In the listing that follows, count the lines holding the word "здоровья" and report only that number.

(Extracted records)
....

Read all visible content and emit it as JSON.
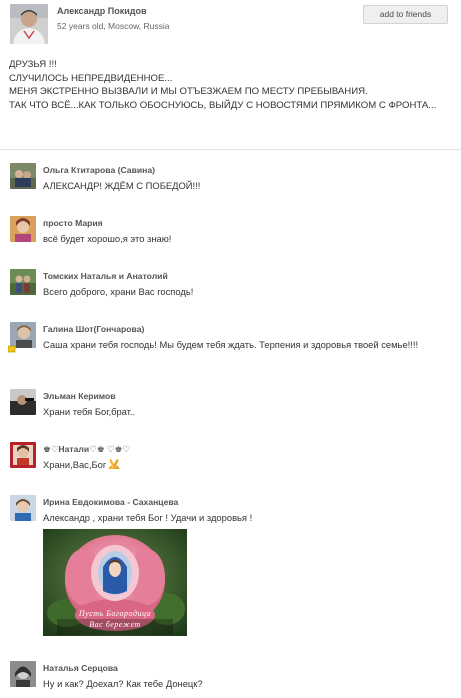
{
  "author": {
    "name": "Александр Покидов",
    "meta": "52 years old, Moscow, Russia",
    "add_friend_label": "add to friends"
  },
  "post": {
    "text": "ДРУЗЬЯ !!!\nСЛУЧИЛОСЬ НЕПРЕДВИДЕННОЕ...\nМЕНЯ ЭКСТРЕННО ВЫЗВАЛИ И МЫ ОТЪЕЗЖАЕМ ПО МЕСТУ ПРЕБЫВАНИЯ.\nТАК ЧТО ВСЁ...КАК ТОЛЬКО ОБОСНУЮСЬ, ВЫЙДУ С НОВОСТЯМИ ПРЯМИКОМ С ФРОНТА..."
  },
  "comments": [
    {
      "name": "Ольга Ктитарова (Савина)",
      "text": "АЛЕКСАНДР!  ЖДЁМ С ПОБЕДОЙ!!!"
    },
    {
      "name": "просто Мария",
      "text": "всё будет хорошо,я это знаю!"
    },
    {
      "name": "Томских Наталья и Анатолий",
      "text": "Всего доброго, храни Вас господь!"
    },
    {
      "name": "Галина Шот(Гончарова)",
      "text": "Саша храни тебя господь! Мы будем тебя ждать. Терпения  и здоровья твоей семье!!!!"
    },
    {
      "name": "Эльман Керимов",
      "text": "Храни тебя Бог,брат.."
    },
    {
      "name": "♚♡Натали♡♚ ♡♚♡",
      "text": "Храни,Вас,Бог"
    },
    {
      "name": "Ирина Евдокимова - Саханцева",
      "text": "Александр , храни тебя Бог ! Удачи и здоровья !",
      "photo_caption_1": "Пусть Богородица",
      "photo_caption_2": "Вас бережет"
    },
    {
      "name": "Наталья Серцова",
      "text": "Ну и как? Доехал? Как тебе Донецк?"
    }
  ],
  "icons": {
    "pray": "folded-hands-icon",
    "online": "online-status-icon"
  },
  "colors": {
    "name_text": "#555555",
    "body_text": "#333333",
    "button_bg": "#efefef",
    "rose": "#e07a93"
  }
}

....

The response =>
2